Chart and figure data
※ ※ ※
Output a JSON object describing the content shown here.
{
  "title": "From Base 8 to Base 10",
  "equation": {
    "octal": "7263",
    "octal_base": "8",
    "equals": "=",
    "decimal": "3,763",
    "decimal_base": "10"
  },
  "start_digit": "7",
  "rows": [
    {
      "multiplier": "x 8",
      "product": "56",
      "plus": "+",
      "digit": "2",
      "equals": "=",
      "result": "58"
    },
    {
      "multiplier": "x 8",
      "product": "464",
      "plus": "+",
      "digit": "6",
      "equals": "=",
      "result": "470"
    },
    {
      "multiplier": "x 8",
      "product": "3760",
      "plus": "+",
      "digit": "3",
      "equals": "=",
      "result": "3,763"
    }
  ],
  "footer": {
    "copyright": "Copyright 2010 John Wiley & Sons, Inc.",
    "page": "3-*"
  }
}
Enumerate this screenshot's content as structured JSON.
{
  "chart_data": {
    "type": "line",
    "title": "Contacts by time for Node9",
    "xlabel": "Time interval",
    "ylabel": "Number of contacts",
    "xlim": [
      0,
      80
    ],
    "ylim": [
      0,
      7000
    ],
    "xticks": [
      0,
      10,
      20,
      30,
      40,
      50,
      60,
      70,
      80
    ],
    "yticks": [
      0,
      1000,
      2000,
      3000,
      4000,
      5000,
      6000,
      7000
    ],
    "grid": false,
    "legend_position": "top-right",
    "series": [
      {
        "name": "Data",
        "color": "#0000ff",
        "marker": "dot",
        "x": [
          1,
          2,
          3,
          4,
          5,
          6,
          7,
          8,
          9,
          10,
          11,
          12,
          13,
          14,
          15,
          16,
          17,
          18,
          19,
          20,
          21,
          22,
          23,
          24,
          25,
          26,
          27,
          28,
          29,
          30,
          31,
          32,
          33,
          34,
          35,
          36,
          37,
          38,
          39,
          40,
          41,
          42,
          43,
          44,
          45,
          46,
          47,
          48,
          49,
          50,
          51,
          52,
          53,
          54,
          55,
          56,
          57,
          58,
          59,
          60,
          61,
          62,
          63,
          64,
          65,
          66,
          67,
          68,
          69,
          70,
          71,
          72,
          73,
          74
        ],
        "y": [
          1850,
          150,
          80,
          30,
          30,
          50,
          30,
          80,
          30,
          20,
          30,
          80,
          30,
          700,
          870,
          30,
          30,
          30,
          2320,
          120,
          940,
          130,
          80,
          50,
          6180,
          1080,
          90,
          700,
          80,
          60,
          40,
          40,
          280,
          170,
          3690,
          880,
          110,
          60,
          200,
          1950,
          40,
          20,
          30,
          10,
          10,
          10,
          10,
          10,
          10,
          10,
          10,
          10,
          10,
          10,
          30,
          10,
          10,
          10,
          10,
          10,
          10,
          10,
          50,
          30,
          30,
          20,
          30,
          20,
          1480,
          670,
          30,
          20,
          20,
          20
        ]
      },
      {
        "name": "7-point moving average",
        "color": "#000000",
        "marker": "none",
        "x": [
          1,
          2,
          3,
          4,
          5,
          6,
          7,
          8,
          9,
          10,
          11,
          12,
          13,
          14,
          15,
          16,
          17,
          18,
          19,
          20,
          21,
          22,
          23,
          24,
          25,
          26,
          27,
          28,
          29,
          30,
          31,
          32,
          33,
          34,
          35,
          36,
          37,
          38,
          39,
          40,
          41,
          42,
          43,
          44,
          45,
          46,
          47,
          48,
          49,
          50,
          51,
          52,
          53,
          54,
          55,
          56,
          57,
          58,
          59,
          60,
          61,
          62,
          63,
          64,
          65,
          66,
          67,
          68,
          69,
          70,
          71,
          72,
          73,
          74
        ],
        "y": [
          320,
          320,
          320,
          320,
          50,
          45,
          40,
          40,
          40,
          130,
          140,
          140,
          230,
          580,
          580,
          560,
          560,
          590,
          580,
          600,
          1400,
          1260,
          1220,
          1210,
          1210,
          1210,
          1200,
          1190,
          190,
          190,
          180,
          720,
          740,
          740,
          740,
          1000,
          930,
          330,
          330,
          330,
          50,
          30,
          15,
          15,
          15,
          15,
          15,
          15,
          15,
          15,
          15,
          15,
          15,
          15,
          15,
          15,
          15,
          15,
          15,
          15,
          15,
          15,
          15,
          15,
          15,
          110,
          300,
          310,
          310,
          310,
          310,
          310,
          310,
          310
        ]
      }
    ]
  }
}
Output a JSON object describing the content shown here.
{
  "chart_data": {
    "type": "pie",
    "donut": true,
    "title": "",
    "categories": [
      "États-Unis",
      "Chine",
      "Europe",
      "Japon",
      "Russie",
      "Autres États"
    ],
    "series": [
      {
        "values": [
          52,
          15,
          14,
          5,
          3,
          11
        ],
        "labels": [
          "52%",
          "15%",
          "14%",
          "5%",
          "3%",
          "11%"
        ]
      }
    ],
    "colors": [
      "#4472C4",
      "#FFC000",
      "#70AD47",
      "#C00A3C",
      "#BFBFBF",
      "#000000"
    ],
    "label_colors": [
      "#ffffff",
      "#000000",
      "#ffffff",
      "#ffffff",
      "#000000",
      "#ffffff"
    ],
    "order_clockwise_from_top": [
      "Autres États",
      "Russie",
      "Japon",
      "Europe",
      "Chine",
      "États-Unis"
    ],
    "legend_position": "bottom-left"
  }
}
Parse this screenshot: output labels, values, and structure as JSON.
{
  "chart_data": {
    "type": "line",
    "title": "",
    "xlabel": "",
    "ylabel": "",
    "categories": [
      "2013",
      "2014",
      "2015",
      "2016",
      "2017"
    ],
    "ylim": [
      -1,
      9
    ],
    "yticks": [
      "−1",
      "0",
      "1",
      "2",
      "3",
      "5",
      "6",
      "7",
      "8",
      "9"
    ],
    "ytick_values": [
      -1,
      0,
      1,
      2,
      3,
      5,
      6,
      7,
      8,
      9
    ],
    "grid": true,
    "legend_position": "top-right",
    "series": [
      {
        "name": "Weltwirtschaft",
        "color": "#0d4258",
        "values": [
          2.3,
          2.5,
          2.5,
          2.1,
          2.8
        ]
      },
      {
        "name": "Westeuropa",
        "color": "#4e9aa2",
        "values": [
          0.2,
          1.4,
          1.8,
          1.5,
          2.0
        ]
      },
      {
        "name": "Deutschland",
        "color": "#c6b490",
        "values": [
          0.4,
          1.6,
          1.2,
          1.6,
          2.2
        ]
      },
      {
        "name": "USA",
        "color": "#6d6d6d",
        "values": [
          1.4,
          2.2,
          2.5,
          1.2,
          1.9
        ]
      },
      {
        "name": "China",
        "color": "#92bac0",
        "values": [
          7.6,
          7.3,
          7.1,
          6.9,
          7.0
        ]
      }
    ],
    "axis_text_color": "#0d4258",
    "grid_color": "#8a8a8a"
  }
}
※ ※ ※
Spot every line that holds "name" and copy it.

        "name": "Data",
        "name": "7-point moving average",
        "name": "Weltwirtschaft",
        "name": "Westeuropa",
        "name": "Deutschland",
        "name": "USA",
        "name": "China",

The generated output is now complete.